- _Activity 1_:
From the webinar summary, reproduce word for word the passage between "Co-presenter Jeff Bernstein, currently" and "for seven years.", inclusive.
- _Activity 2_:
Translate this sentence from the webinar summary into Spanish: "Two co-presenters welcomed participants to the webinar."

- _Selected excerpt_:
··········

Two co-presenters welcomed participants to the webinar.
Keith Murphy, product manager for GLS’s popular security package PhishTrain™, opened the presentation and provided details on his background, which includes close to 20 years in product development. He described PhishTrain as a “dynamic phishing simulator that is integrated with the GLS portal and helps to enforce the awareness level of clients and end users through a variety of testing.”
Co-presenter Jeff Bernstein, currently a managing director of T&M Protection Resources in New York, which is a global provider of security consulting solutions focused on “protection of people, property and information.” He said in his role he helps “oversee and help clients’ overall security postures,” through “the delivery of tactical and strategic information for security assurance, response, compliance and training programs,” noting that his firm has partnered with GLS for four years, and closely aligned with GLS for seven years.

··········

- _Excerpted data_:
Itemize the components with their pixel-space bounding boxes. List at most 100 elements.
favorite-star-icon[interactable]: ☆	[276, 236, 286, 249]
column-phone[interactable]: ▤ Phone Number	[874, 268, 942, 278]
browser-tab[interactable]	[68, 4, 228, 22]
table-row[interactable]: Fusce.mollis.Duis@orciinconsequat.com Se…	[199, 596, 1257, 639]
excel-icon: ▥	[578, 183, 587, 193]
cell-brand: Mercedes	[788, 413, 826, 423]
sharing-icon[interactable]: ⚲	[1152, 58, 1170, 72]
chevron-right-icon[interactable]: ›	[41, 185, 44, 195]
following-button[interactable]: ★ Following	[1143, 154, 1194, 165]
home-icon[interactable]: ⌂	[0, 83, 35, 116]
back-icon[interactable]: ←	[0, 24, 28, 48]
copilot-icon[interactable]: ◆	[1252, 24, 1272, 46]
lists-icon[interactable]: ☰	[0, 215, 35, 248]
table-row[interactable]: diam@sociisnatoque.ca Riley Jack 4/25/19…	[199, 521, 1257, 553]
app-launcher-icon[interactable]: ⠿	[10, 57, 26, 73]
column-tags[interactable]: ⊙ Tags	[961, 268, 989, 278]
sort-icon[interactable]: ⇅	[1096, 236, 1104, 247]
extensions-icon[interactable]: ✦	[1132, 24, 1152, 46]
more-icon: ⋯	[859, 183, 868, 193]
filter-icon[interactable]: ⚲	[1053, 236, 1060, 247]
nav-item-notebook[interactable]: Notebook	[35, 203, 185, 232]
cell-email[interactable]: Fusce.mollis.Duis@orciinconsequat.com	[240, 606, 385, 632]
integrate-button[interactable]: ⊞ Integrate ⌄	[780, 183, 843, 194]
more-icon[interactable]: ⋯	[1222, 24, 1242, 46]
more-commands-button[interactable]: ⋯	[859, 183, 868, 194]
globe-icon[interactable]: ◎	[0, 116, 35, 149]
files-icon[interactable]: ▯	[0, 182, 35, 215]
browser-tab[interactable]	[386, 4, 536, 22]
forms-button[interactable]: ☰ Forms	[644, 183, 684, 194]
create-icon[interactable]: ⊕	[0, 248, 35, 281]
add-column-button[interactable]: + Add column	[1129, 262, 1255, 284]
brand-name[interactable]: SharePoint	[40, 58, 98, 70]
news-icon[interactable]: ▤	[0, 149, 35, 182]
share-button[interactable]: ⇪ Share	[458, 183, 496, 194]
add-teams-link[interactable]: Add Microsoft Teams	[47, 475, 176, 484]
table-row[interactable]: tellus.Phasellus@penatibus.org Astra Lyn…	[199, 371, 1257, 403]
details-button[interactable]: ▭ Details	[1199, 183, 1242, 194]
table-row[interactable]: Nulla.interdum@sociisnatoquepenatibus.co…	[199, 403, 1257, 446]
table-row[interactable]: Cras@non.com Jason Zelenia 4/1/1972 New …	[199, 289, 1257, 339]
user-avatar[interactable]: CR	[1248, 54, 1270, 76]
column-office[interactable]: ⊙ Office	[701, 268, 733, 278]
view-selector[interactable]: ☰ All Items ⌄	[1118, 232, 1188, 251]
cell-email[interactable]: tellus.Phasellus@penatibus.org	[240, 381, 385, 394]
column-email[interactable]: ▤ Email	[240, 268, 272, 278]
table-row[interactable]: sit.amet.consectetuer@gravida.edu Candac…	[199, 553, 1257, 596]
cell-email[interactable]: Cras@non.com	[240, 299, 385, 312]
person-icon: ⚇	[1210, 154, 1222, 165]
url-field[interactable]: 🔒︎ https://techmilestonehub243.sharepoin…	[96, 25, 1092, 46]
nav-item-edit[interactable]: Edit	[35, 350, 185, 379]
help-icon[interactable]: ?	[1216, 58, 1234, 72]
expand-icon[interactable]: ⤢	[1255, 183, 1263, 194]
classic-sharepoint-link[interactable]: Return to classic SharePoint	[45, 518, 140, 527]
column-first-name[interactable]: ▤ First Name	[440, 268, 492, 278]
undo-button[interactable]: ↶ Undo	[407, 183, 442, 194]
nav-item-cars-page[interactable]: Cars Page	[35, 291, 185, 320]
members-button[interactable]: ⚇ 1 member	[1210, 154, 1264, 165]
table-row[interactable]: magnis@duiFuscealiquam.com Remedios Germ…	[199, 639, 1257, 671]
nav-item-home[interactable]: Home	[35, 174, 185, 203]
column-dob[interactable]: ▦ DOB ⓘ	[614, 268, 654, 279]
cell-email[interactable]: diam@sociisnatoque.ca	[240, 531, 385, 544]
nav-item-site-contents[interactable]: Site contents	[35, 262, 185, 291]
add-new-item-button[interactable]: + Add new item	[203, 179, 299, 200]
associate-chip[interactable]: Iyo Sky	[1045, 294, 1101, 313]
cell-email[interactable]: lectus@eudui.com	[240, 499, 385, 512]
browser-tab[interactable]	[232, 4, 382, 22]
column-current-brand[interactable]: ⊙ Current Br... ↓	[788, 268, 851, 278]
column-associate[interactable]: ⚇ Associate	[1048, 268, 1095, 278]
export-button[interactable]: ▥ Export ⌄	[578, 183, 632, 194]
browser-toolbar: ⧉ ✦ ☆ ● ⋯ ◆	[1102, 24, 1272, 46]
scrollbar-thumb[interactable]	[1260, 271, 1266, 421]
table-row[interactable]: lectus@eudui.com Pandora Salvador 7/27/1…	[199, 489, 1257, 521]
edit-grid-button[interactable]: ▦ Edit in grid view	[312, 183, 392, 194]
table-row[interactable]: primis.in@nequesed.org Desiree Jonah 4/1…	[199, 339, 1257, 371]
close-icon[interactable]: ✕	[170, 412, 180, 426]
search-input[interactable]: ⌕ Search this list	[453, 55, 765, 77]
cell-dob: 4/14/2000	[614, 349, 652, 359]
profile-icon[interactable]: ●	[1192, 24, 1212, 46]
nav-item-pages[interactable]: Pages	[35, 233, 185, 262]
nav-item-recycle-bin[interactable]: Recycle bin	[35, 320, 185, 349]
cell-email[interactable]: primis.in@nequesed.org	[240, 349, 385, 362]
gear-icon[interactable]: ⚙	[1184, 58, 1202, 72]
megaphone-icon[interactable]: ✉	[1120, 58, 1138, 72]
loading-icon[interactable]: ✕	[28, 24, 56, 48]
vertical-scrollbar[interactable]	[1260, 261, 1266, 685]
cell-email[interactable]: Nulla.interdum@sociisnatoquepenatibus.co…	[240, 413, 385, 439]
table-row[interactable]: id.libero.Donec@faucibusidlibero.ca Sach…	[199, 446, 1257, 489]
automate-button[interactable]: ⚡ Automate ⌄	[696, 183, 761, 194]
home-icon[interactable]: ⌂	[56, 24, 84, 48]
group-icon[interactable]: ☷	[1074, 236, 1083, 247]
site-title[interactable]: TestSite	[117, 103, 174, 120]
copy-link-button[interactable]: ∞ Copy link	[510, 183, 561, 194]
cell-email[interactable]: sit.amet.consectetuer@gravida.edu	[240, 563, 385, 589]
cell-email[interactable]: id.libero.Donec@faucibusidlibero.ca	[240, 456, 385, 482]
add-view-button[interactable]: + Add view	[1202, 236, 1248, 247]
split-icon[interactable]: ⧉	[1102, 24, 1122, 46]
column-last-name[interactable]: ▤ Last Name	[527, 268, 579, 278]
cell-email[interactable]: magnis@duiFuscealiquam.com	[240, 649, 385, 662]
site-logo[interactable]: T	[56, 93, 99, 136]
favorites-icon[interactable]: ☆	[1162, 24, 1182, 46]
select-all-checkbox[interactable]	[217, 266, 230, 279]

··········

- _Response 1_:
Co-presenter Jeff Bernstein, currently a managing director of T&M Protection Resources in New York, which is a global provider of security consulting solutions focused on “protection of people, property and information.” He said in his role he helps “oversee and help clients’ overall security postures,” through “the delivery of tactical and strategic information for security assurance, response, compliance and training programs,” noting that his firm has partnered with GLS for four years, and closely aligned with GLS for seven years.

- _Response 2_:
Dos copresentadores dieron la bienvenida a los participantes al seminario web.